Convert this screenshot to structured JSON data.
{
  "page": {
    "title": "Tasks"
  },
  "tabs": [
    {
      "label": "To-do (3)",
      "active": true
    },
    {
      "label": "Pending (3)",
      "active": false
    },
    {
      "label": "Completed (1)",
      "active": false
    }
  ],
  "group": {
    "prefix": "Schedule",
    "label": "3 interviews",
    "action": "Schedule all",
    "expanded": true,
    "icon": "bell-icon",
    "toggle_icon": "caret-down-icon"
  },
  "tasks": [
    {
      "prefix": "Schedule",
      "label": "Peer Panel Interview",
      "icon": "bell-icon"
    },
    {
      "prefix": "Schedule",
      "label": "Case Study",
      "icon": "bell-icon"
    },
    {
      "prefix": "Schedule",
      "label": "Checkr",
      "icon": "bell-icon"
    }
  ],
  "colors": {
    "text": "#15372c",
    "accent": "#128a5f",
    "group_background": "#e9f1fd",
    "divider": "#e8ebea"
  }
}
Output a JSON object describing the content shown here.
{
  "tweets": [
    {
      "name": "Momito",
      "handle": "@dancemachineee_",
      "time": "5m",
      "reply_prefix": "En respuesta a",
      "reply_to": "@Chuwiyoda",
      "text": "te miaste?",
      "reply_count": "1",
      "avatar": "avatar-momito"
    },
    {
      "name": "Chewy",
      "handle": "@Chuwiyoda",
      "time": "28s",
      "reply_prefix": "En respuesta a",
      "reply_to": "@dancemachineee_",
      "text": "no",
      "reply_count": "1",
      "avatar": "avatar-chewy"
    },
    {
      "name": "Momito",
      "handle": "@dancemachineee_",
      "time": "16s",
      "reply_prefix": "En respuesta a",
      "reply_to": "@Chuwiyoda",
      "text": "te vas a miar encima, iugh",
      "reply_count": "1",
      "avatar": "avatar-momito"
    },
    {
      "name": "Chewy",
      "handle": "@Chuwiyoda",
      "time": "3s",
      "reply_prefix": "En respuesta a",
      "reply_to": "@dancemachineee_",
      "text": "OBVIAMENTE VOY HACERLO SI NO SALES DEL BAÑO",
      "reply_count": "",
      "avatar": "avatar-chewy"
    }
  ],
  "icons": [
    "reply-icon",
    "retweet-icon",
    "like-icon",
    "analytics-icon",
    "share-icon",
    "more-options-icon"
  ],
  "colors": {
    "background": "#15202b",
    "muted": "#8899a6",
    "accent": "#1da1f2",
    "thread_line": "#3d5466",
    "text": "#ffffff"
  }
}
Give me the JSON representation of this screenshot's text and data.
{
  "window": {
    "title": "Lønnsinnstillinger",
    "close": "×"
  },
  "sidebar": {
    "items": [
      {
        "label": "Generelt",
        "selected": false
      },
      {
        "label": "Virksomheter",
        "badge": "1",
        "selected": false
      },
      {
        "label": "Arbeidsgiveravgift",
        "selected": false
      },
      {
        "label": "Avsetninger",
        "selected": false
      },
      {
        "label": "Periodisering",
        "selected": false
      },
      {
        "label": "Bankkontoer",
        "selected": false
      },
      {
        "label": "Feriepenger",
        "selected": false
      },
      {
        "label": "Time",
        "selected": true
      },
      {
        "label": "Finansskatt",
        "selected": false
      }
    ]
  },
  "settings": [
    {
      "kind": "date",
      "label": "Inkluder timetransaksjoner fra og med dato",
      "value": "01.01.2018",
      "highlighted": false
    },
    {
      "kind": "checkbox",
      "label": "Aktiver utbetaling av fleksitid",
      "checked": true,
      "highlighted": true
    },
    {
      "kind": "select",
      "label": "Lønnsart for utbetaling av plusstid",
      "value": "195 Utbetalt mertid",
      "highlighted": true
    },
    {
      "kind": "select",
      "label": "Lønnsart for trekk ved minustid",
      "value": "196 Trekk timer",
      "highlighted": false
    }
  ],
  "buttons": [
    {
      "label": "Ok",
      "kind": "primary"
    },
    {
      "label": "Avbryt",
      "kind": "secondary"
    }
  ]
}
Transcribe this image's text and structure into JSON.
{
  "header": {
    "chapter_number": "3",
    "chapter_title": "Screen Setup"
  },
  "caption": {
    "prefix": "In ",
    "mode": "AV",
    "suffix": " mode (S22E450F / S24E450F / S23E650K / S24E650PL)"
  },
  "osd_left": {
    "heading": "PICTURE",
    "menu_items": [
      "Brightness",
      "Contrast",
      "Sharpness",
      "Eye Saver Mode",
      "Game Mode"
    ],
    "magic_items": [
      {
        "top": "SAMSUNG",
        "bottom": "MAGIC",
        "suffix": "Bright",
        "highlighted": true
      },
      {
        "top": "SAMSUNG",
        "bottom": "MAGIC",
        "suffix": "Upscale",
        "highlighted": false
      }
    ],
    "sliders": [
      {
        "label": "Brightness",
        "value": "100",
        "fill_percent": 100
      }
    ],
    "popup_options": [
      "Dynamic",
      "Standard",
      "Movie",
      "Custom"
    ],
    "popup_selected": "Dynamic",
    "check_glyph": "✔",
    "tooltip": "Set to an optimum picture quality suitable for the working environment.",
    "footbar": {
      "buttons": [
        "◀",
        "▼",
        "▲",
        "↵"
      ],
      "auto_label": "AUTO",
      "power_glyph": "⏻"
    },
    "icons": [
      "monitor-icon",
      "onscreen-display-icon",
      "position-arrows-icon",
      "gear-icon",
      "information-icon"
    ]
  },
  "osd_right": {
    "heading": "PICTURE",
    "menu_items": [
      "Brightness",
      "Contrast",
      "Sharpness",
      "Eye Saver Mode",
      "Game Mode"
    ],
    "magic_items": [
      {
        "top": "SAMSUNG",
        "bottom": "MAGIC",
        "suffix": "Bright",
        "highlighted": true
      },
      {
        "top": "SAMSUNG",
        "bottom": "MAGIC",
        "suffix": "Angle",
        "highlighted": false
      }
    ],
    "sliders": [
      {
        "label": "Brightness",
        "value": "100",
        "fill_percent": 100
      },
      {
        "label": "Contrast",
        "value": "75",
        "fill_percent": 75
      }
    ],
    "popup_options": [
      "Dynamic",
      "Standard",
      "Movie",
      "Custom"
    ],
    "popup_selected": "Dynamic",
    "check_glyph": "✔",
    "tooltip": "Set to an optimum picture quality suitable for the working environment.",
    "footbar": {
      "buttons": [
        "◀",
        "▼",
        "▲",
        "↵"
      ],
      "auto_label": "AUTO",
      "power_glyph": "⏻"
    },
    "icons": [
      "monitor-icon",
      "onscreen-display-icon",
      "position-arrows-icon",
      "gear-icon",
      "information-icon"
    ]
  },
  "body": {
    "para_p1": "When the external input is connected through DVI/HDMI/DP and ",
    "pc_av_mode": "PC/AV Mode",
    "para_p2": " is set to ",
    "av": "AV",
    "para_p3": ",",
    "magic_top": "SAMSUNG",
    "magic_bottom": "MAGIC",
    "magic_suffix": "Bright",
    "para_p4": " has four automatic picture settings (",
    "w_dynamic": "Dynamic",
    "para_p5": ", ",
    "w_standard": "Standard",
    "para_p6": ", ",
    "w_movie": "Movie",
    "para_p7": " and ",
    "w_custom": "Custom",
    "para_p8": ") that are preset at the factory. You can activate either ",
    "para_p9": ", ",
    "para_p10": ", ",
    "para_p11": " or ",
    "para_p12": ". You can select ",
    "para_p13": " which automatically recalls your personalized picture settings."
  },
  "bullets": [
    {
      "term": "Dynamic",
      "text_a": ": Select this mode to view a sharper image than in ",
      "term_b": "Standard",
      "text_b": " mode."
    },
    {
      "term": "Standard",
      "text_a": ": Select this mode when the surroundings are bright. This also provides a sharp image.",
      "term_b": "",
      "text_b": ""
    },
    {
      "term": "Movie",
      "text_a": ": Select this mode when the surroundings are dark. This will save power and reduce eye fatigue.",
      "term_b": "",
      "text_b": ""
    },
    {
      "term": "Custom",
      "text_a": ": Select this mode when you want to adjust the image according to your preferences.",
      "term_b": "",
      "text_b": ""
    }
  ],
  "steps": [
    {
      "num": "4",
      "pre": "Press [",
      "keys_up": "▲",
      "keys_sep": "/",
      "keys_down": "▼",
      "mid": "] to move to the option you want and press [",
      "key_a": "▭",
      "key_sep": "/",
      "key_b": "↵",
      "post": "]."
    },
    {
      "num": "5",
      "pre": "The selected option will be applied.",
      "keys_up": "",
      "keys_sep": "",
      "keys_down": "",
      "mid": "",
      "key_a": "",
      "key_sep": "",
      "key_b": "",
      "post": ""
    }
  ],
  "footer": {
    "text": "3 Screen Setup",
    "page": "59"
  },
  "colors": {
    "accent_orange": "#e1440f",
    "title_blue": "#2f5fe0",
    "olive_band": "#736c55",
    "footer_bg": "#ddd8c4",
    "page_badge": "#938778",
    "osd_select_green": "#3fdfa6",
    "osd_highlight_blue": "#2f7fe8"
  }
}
====
WRITTEN TASK
Take every line that includes the string "true" and copy it.

EXPECTED OUTPUT
      "active": true
    "expanded": true,
        "selected": true
      "checked": true,
      "highlighted": true
      "highlighted": true
        "highlighted": true
        "highlighted": true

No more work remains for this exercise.